== Instruction ==
Pick out each line of the data below that contains the string "marker", and copy those lines.

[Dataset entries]
====

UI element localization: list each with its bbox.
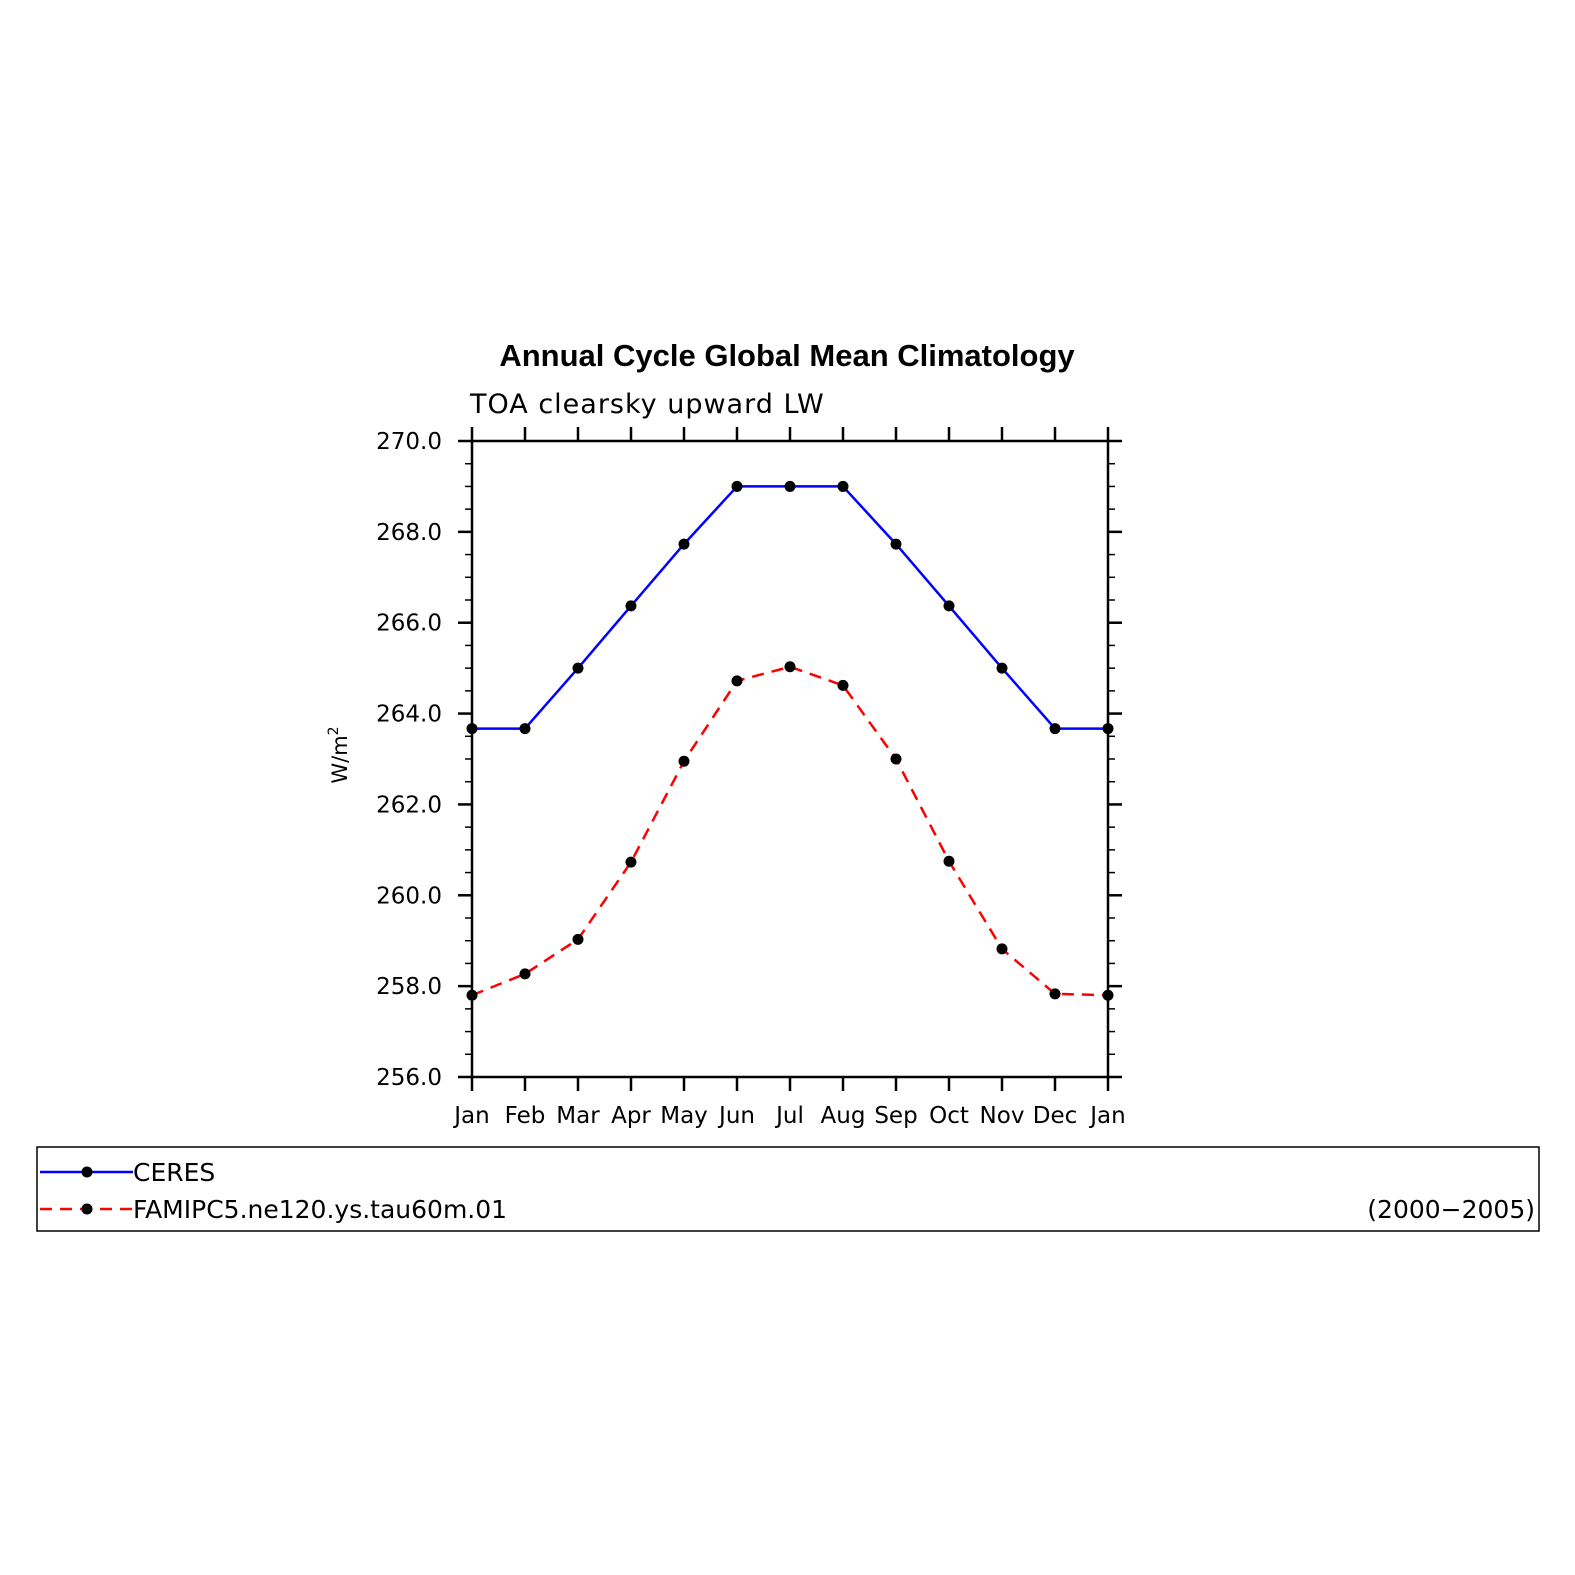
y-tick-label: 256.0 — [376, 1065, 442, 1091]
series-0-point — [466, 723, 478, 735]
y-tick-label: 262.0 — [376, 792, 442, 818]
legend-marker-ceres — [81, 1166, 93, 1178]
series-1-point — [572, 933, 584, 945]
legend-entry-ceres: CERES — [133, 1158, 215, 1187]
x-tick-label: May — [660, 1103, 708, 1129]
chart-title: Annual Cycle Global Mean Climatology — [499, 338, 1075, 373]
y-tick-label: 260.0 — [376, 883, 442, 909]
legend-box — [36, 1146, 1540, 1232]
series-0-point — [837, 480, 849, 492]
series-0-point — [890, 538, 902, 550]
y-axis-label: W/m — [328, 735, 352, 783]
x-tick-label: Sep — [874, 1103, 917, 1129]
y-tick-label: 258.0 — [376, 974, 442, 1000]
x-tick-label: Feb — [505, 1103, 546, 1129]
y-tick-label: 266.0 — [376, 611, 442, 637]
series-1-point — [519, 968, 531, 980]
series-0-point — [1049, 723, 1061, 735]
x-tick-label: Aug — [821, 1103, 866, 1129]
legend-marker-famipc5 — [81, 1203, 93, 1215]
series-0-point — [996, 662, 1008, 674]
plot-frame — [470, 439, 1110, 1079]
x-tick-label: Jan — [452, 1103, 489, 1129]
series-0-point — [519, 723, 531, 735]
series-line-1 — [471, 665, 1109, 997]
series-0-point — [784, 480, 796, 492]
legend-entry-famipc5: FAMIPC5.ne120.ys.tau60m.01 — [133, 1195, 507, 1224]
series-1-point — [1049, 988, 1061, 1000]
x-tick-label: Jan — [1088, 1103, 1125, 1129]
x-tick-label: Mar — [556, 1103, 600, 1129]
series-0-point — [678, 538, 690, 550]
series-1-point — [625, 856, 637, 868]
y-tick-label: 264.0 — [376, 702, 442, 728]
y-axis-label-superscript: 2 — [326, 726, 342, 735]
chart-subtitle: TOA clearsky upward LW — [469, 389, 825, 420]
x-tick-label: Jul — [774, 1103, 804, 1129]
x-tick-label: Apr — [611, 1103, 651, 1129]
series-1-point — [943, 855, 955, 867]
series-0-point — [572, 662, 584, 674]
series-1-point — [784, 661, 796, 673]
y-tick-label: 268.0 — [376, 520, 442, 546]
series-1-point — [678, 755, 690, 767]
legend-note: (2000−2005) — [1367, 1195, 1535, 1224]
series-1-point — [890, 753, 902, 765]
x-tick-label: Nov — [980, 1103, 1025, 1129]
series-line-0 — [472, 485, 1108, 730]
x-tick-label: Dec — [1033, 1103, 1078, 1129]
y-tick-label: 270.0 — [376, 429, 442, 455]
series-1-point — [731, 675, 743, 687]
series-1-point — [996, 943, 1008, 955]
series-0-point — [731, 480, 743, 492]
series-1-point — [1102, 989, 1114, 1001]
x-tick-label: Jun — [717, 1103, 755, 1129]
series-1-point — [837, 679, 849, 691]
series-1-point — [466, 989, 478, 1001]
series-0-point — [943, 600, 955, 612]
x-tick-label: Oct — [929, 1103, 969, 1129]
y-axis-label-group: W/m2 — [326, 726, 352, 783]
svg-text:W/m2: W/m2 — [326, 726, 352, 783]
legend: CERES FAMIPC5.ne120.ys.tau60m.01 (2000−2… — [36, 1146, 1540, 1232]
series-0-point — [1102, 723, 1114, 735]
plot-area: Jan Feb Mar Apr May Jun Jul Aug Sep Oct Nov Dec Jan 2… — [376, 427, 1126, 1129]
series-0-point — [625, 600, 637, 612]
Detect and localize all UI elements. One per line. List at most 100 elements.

====

== Full answer ==
legend-marker-ceres — [81, 1166, 93, 1178]
legend-marker-famipc5 — [81, 1203, 93, 1215]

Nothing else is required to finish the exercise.